▶ _Description of the task_
Transcribe the entries below exactly; leave every image out.

Dataset records:
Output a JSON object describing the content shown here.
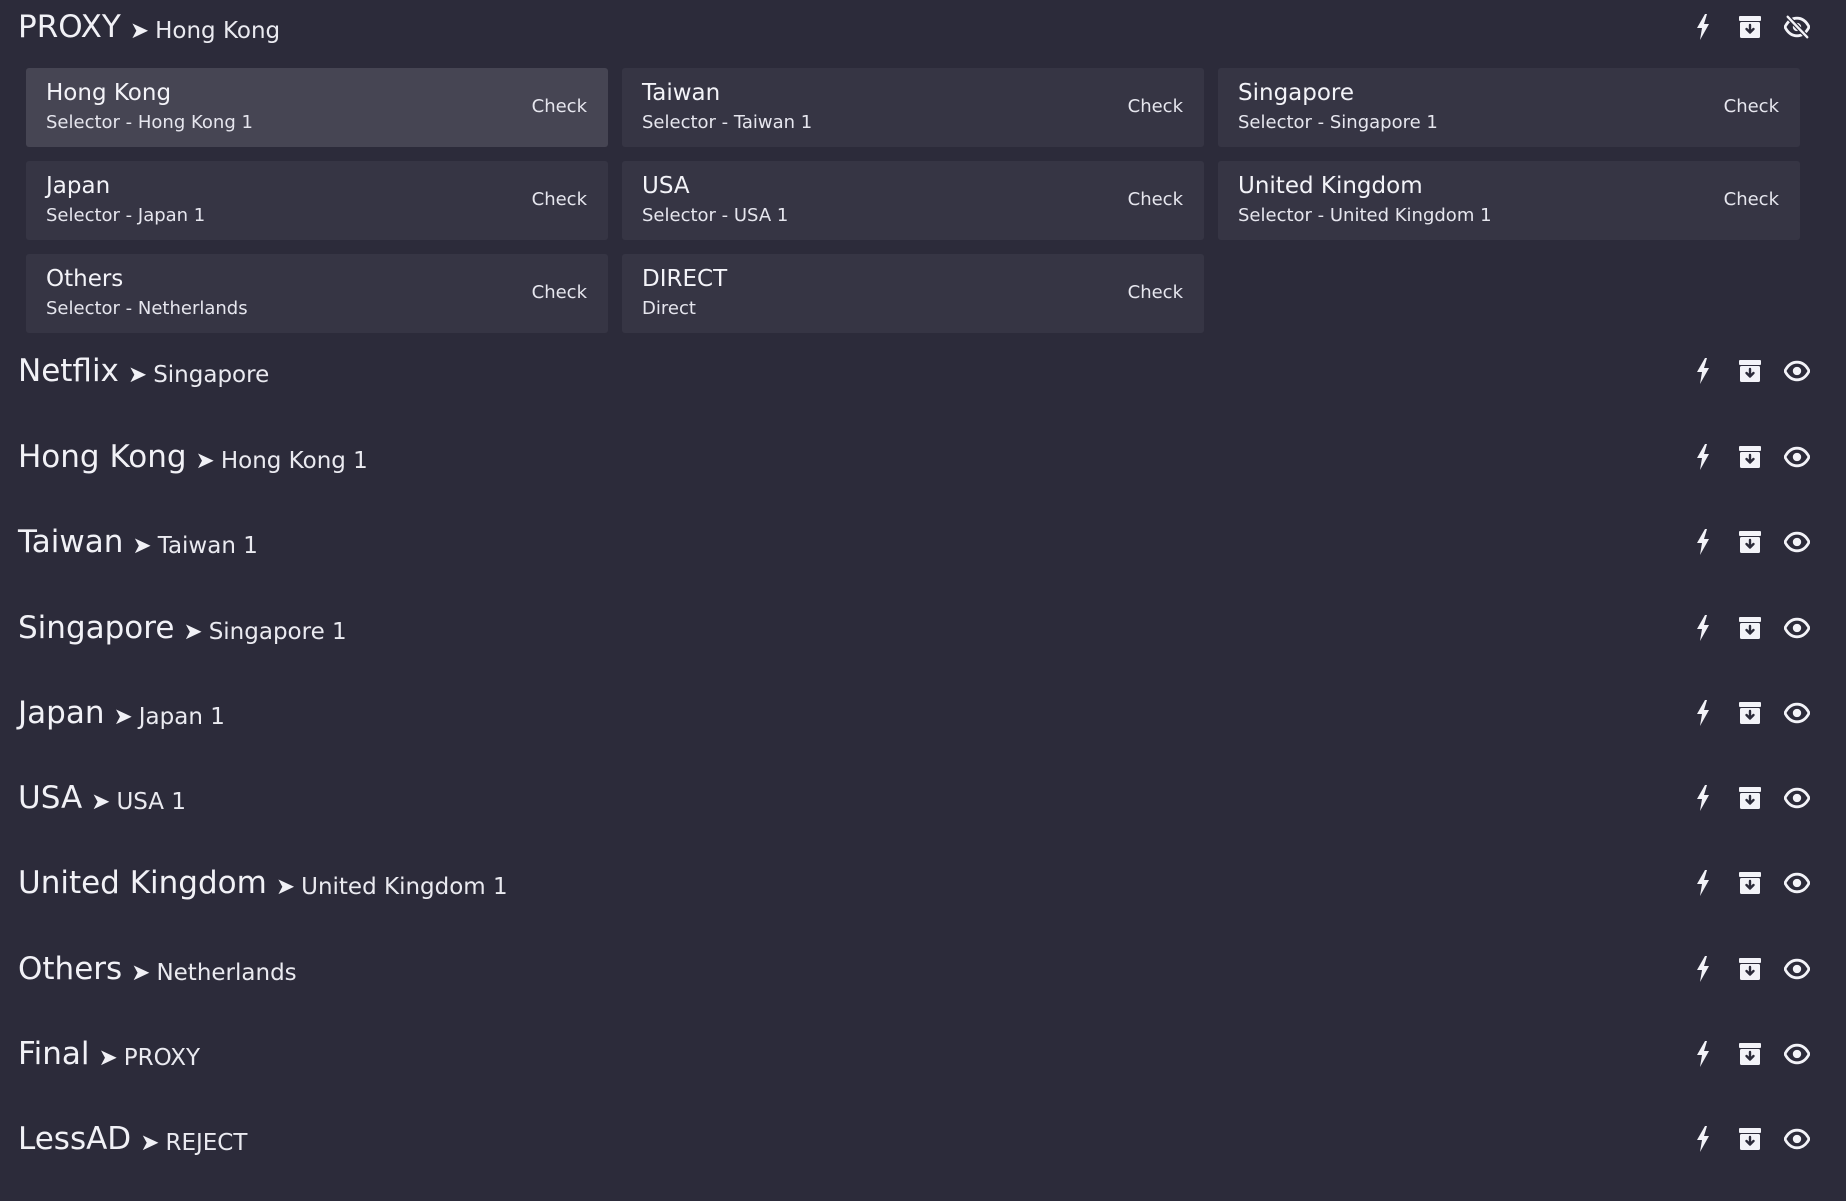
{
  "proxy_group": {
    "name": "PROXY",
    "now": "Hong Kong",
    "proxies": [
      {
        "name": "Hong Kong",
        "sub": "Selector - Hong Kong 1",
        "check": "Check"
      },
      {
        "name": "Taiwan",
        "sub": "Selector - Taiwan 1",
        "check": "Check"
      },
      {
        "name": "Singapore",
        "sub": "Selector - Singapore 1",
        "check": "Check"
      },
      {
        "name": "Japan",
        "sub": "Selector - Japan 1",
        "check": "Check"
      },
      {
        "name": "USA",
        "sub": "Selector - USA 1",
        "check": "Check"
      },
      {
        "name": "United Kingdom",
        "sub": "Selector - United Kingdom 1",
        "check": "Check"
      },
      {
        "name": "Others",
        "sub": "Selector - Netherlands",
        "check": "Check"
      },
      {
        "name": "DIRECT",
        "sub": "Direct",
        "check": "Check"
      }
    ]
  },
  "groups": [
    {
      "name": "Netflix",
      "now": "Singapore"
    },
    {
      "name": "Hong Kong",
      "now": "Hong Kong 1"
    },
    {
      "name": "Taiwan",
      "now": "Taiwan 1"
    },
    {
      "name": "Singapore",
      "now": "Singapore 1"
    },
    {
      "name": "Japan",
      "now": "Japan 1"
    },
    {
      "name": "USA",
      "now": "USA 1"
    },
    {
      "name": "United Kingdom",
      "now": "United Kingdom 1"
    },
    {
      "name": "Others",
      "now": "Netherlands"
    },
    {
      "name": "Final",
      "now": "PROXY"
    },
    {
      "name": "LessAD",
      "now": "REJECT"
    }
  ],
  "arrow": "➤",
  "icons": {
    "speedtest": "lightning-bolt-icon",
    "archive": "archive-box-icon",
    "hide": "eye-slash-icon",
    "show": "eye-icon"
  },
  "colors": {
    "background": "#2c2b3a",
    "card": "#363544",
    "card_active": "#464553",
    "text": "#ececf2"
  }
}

▶ _Result for this exercise_
Output a JSON object describing the content shown here.
{
  "proxy_group": {
    "name": "PROXY",
    "now": "Hong Kong",
    "proxies": [
      {
        "name": "Hong Kong",
        "sub": "Selector - Hong Kong 1",
        "check": "Check"
      },
      {
        "name": "Taiwan",
        "sub": "Selector - Taiwan 1",
        "check": "Check"
      },
      {
        "name": "Singapore",
        "sub": "Selector - Singapore 1",
        "check": "Check"
      },
      {
        "name": "Japan",
        "sub": "Selector - Japan 1",
        "check": "Check"
      },
      {
        "name": "USA",
        "sub": "Selector - USA 1",
        "check": "Check"
      },
      {
        "name": "United Kingdom",
        "sub": "Selector - United Kingdom 1",
        "check": "Check"
      },
      {
        "name": "Others",
        "sub": "Selector - Netherlands",
        "check": "Check"
      },
      {
        "name": "DIRECT",
        "sub": "Direct",
        "check": "Check"
      }
    ]
  },
  "groups": [
    {
      "name": "Netflix",
      "now": "Singapore"
    },
    {
      "name": "Hong Kong",
      "now": "Hong Kong 1"
    },
    {
      "name": "Taiwan",
      "now": "Taiwan 1"
    },
    {
      "name": "Singapore",
      "now": "Singapore 1"
    },
    {
      "name": "Japan",
      "now": "Japan 1"
    },
    {
      "name": "USA",
      "now": "USA 1"
    },
    {
      "name": "United Kingdom",
      "now": "United Kingdom 1"
    },
    {
      "name": "Others",
      "now": "Netherlands"
    },
    {
      "name": "Final",
      "now": "PROXY"
    },
    {
      "name": "LessAD",
      "now": "REJECT"
    }
  ],
  "arrow": "➤",
  "icons": {
    "speedtest": "lightning-bolt-icon",
    "archive": "archive-box-icon",
    "hide": "eye-slash-icon",
    "show": "eye-icon"
  },
  "colors": {
    "background": "#2c2b3a",
    "card": "#363544",
    "card_active": "#464553",
    "text": "#ececf2"
  }
}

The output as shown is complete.